▶ _Short task_
Sift the listing for lines that hold the string "File" and pull them out.

>> BEGIN

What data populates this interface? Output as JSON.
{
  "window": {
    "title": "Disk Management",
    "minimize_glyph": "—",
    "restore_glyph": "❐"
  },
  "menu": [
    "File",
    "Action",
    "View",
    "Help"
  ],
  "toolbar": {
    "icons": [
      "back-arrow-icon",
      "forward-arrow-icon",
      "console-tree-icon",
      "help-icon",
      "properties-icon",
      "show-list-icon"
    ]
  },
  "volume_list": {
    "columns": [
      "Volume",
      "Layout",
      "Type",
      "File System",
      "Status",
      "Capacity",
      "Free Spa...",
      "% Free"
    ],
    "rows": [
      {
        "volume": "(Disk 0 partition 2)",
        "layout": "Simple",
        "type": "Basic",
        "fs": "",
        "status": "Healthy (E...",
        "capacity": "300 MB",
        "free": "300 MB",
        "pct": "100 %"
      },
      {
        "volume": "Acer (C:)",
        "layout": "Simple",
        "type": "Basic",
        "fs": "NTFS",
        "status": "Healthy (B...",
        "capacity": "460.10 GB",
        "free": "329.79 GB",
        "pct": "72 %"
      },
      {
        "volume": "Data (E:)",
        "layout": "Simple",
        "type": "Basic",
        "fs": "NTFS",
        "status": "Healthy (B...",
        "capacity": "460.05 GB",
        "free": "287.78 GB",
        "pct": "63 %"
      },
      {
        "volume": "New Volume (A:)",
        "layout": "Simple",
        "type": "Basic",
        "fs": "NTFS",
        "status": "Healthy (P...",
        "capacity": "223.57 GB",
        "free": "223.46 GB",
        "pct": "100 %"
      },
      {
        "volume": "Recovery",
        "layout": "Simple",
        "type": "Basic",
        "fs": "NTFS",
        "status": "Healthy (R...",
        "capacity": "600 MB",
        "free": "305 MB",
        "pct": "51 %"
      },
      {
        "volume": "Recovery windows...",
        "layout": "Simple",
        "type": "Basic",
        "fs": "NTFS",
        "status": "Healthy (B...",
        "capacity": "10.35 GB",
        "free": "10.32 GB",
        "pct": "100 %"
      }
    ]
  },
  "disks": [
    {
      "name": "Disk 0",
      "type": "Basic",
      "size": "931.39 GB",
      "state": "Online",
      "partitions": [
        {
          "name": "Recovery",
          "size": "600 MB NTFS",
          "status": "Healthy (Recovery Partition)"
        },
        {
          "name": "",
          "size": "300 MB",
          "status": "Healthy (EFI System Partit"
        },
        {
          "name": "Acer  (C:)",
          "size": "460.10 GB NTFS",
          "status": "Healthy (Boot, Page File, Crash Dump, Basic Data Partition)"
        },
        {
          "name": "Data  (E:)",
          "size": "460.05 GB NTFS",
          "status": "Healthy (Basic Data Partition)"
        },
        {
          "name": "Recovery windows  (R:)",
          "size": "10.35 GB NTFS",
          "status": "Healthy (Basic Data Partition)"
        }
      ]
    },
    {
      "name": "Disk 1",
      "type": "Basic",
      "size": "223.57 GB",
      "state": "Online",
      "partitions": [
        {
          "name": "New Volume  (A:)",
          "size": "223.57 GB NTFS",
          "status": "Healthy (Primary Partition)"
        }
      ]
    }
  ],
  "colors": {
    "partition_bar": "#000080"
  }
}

>> END

▶ _Reply_
    "File",
      "File System",
          "status": "Healthy (Boot, Page File, Crash Dump, Basic Data Partition)"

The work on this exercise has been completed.